Problem requirements → Take the entries below and print all of them exactly, please.

--- Start ---

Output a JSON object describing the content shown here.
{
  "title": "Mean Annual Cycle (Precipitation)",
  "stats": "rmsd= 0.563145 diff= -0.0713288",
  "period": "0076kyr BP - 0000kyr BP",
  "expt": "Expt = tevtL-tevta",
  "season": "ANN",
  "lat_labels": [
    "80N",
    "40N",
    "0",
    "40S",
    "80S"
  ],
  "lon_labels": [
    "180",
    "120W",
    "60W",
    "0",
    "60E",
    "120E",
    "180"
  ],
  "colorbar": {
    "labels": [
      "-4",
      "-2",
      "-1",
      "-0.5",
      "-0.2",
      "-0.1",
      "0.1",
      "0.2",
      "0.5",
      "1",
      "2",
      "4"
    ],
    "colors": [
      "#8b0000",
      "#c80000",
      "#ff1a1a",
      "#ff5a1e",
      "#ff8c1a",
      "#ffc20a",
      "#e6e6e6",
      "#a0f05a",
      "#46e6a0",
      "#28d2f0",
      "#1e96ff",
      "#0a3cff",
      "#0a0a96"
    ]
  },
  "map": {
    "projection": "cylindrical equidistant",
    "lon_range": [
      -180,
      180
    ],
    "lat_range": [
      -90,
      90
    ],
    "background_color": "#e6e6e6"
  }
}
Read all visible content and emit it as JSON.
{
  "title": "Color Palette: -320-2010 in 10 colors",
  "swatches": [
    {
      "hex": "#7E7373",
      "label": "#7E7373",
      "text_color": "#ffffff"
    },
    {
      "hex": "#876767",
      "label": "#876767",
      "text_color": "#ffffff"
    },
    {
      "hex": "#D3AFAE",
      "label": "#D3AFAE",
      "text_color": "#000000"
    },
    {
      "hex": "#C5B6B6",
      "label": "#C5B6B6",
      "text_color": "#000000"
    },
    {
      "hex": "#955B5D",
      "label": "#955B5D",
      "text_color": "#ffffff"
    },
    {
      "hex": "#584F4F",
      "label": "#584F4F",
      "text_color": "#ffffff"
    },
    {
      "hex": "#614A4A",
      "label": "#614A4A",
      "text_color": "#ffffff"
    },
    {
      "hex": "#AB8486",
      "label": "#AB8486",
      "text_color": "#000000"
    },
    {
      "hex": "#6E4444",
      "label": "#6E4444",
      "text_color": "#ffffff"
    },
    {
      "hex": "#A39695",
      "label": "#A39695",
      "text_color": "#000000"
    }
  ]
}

--- End ---

Solved exercise →
Output a JSON object describing the content shown here.
{
  "title": "Mean Annual Cycle (Precipitation)",
  "stats": "rmsd= 0.563145 diff= -0.0713288",
  "period": "0076kyr BP - 0000kyr BP",
  "expt": "Expt = tevtL-tevta",
  "season": "ANN",
  "lat_labels": [
    "80N",
    "40N",
    "0",
    "40S",
    "80S"
  ],
  "lon_labels": [
    "180",
    "120W",
    "60W",
    "0",
    "60E",
    "120E",
    "180"
  ],
  "colorbar": {
    "labels": [
      "-4",
      "-2",
      "-1",
      "-0.5",
      "-0.2",
      "-0.1",
      "0.1",
      "0.2",
      "0.5",
      "1",
      "2",
      "4"
    ],
    "colors": [
      "#8b0000",
      "#c80000",
      "#ff1a1a",
      "#ff5a1e",
      "#ff8c1a",
      "#ffc20a",
      "#e6e6e6",
      "#a0f05a",
      "#46e6a0",
      "#28d2f0",
      "#1e96ff",
      "#0a3cff",
      "#0a0a96"
    ]
  },
  "map": {
    "projection": "cylindrical equidistant",
    "lon_range": [
      -180,
      180
    ],
    "lat_range": [
      -90,
      90
    ],
    "background_color": "#e6e6e6"
  }
}
Read all visible content and emit it as JSON.
{
  "title": "Color Palette: -320-2010 in 10 colors",
  "swatches": [
    {
      "hex": "#7E7373",
      "label": "#7E7373",
      "text_color": "#ffffff"
    },
    {
      "hex": "#876767",
      "label": "#876767",
      "text_color": "#ffffff"
    },
    {
      "hex": "#D3AFAE",
      "label": "#D3AFAE",
      "text_color": "#000000"
    },
    {
      "hex": "#C5B6B6",
      "label": "#C5B6B6",
      "text_color": "#000000"
    },
    {
      "hex": "#955B5D",
      "label": "#955B5D",
      "text_color": "#ffffff"
    },
    {
      "hex": "#584F4F",
      "label": "#584F4F",
      "text_color": "#ffffff"
    },
    {
      "hex": "#614A4A",
      "label": "#614A4A",
      "text_color": "#ffffff"
    },
    {
      "hex": "#AB8486",
      "label": "#AB8486",
      "text_color": "#000000"
    },
    {
      "hex": "#6E4444",
      "label": "#6E4444",
      "text_color": "#ffffff"
    },
    {
      "hex": "#A39695",
      "label": "#A39695",
      "text_color": "#000000"
    }
  ]
}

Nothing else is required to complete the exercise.